The request:
Carry on the piece about asking Tinder matches for crossword help, picking up after its last sentence.

Provided text:
------------------------------
I ended up getting a couple of words. Being very good at problems I create for myself, I used the ‘send photo to all’ function on Tinder to take a photo of the crossword and clues and sent it to all my waiting suitors. I believe the intended purpose of this function is to take pictures of your boobs and send them out. Obviously I was not going to do that. Do you think Helen Clark got to where she is by taking photos of her boobs and sending them out on Tinder? No. Helen isn’t lactose intolerant so she would never find herself nursing the same dilemma as me! I took pictures of the words and waited for my knight in shining armour to come to my rescue.

It actually worked. I got some help. Some of the responses where helpful and brief. Which was exactly what I was looking for. Because I wasn't looking for love on Tinder, I was looking for help with something I loved. Not all of my potential paramours were as supportive.  I had a couple of replies like “LOLS Y yor doing X word baby gurl”, which I did not understand because I don't speak idiot and to which the only appropriate response is was a swift unmatch. Do not pass go, do not volunteer as tribute. 

There was one, very special almost bae who offered to come over to my house and finish the crossword with me. In my bed. At night time. I think that was a misrepresentation on my part, as although it is called the two-speed, I very much intended to complete it on my own. Once I carefully explained this to the lovelorn lad, he swiftly unmatched me. Without even a cute emoji. Chivalry is in fact dead ladies.
------------------------------
Data provided:
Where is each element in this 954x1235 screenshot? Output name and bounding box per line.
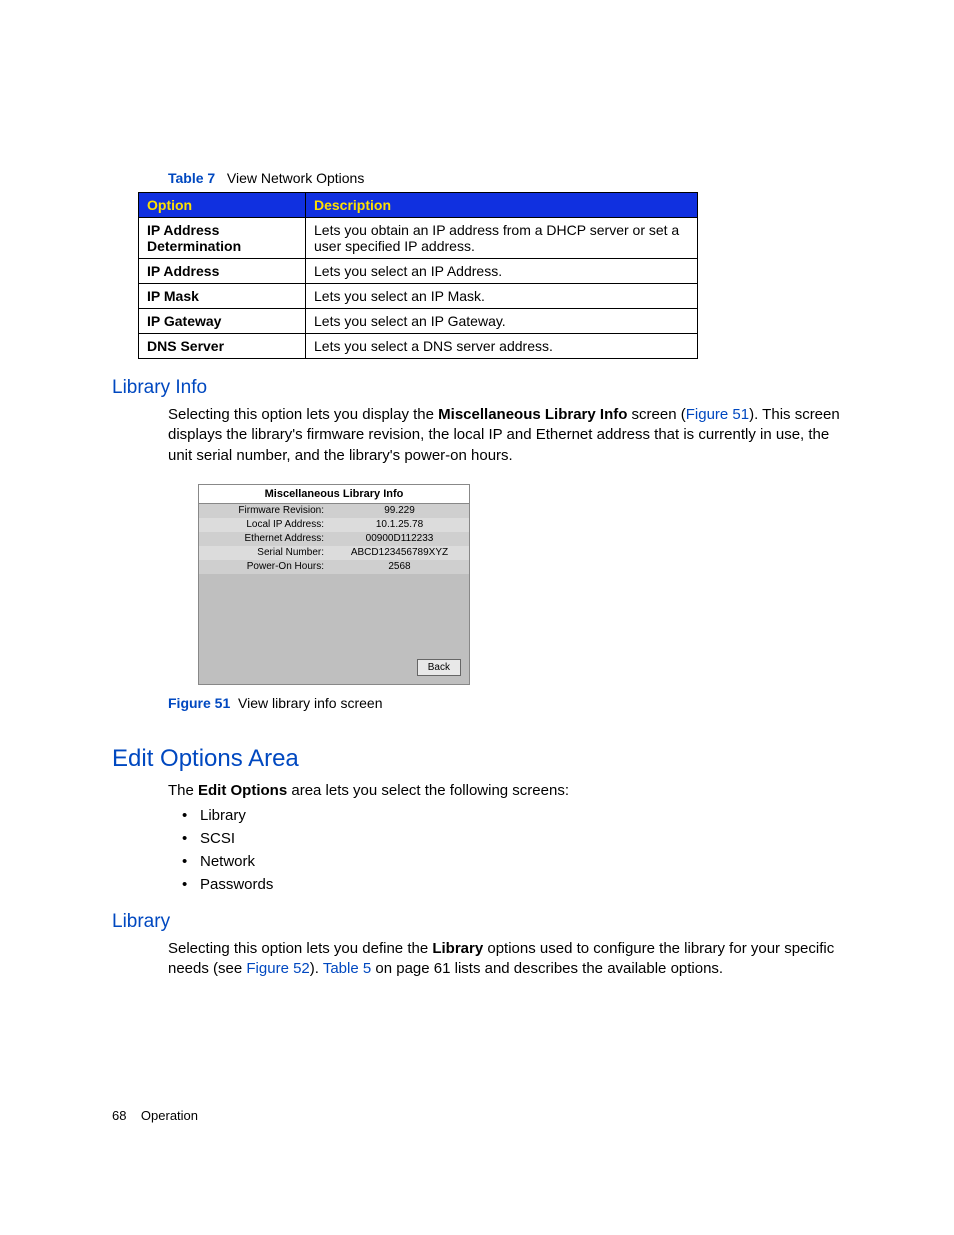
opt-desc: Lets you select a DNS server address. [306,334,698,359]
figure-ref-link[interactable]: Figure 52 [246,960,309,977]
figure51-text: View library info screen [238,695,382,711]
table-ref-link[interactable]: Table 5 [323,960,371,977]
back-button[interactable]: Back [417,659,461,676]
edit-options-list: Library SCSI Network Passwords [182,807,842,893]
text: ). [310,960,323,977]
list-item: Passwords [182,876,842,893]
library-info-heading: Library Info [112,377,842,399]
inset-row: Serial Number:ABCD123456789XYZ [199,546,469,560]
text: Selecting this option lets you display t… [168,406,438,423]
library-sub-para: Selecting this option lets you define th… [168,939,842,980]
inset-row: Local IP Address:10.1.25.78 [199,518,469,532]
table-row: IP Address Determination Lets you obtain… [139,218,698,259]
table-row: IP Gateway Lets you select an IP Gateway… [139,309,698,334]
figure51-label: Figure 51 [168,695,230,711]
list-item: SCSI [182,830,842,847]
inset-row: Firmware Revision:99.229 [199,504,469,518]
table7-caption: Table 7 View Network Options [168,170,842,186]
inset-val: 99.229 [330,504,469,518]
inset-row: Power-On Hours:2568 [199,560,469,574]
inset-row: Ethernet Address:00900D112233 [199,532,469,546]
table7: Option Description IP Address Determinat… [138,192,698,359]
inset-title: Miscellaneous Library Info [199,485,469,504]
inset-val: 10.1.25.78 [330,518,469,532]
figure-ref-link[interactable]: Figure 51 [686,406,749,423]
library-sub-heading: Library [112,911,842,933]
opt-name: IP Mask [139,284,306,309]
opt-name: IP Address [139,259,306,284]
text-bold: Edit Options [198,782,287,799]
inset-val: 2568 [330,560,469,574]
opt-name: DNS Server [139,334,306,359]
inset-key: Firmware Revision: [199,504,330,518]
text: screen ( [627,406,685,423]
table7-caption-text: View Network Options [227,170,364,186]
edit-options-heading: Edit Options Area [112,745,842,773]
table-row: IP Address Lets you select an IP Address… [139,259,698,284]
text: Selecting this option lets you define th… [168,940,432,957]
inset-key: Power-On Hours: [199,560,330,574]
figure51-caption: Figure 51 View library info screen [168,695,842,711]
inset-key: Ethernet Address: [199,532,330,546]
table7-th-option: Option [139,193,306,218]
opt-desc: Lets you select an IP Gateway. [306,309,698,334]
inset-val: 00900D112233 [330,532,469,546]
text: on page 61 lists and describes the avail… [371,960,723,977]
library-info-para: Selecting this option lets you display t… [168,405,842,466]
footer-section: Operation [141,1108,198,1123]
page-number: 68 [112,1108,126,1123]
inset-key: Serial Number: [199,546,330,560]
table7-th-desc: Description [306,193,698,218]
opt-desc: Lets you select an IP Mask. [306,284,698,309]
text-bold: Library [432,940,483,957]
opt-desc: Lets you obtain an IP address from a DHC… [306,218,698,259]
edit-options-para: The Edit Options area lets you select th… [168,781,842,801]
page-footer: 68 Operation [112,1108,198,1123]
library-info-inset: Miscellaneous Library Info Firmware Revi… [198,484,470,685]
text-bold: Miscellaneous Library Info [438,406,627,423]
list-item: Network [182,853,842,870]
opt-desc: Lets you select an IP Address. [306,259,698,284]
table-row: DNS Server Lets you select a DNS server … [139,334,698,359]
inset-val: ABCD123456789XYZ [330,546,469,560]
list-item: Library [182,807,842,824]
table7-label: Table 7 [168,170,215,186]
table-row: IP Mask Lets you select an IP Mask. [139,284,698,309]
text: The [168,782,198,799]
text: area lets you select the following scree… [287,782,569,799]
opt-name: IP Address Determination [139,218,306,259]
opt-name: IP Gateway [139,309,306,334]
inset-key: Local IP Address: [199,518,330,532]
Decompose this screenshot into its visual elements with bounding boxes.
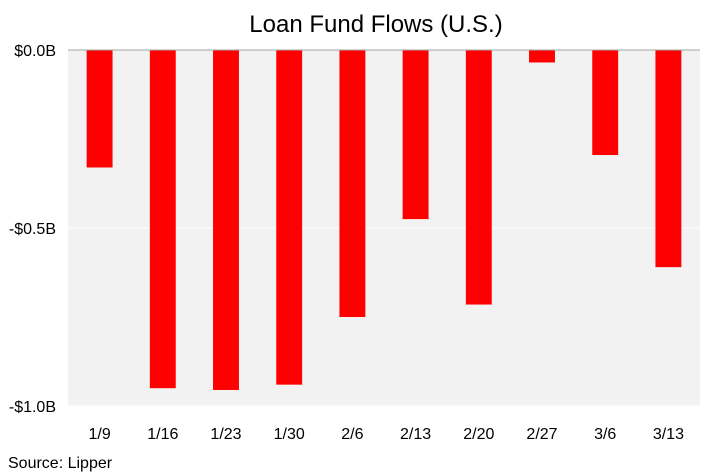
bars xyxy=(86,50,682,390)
------------------------------
Result:
So I gave up on Tinder. It just wasn’t working out. I woke up the next morning no closer to those single dates Carol had harassed me about.

Do you think Helen Clark got to where she is by taking photos of her boobs and sending them out on Tinder?

However something that proved to be more of an unlockable achievement was the old ‘work, life, cross-word balance.’  I could quite easily take my two-speed to work. However, I still needed to find some help for the big words. Some of which I swear the cross word editor had made up herself.  Take “sepulchral” for instance. Allegedly it means “relating to a tomb or interment”. I am certain that this word has been used twice before, once in my earlier crossword and right now. I’ve read The Hunger Games many times and, despite there being endless opportunities where that word could have been used, it never was. How is that for evidence based fact?

I needed to find help from someone who was smart enough, but then also would never offer to come to my house. Not sure if the building I work in had a janitor or not, I looked to the desks near me for possible crossword helpers and was very luck to find Steve, or “Shut up Steve” as he will henceforth be known.

Steve and I became friends at work, surprisingly, after he told me that I could never achieve my childhood dream job of being the All Blacks coach because I am a woman. During a team meeting. At work. “Shut up Steve”.

Shut up Steve and I created a good system. I would email him the clues and he would email the answers back with analysis such as “Don’t feel bad, your girl brain has fewer folds.” “Shut up Steve!I know that, I have a neuroscience degree.”

The two-speed also comes in handy when my 1980s government work computer forces me to take a ‘wellness break.’ There I am, working away on an extremely critical piece of work and my computer force-freezes. A message pops up and says “Hi! Shut up and be well. You have five minutes to make yourself mentally healthy and then get back to work or you’ll get fired!” Which is perfectly effective, as there is just nothing more relaxing than force.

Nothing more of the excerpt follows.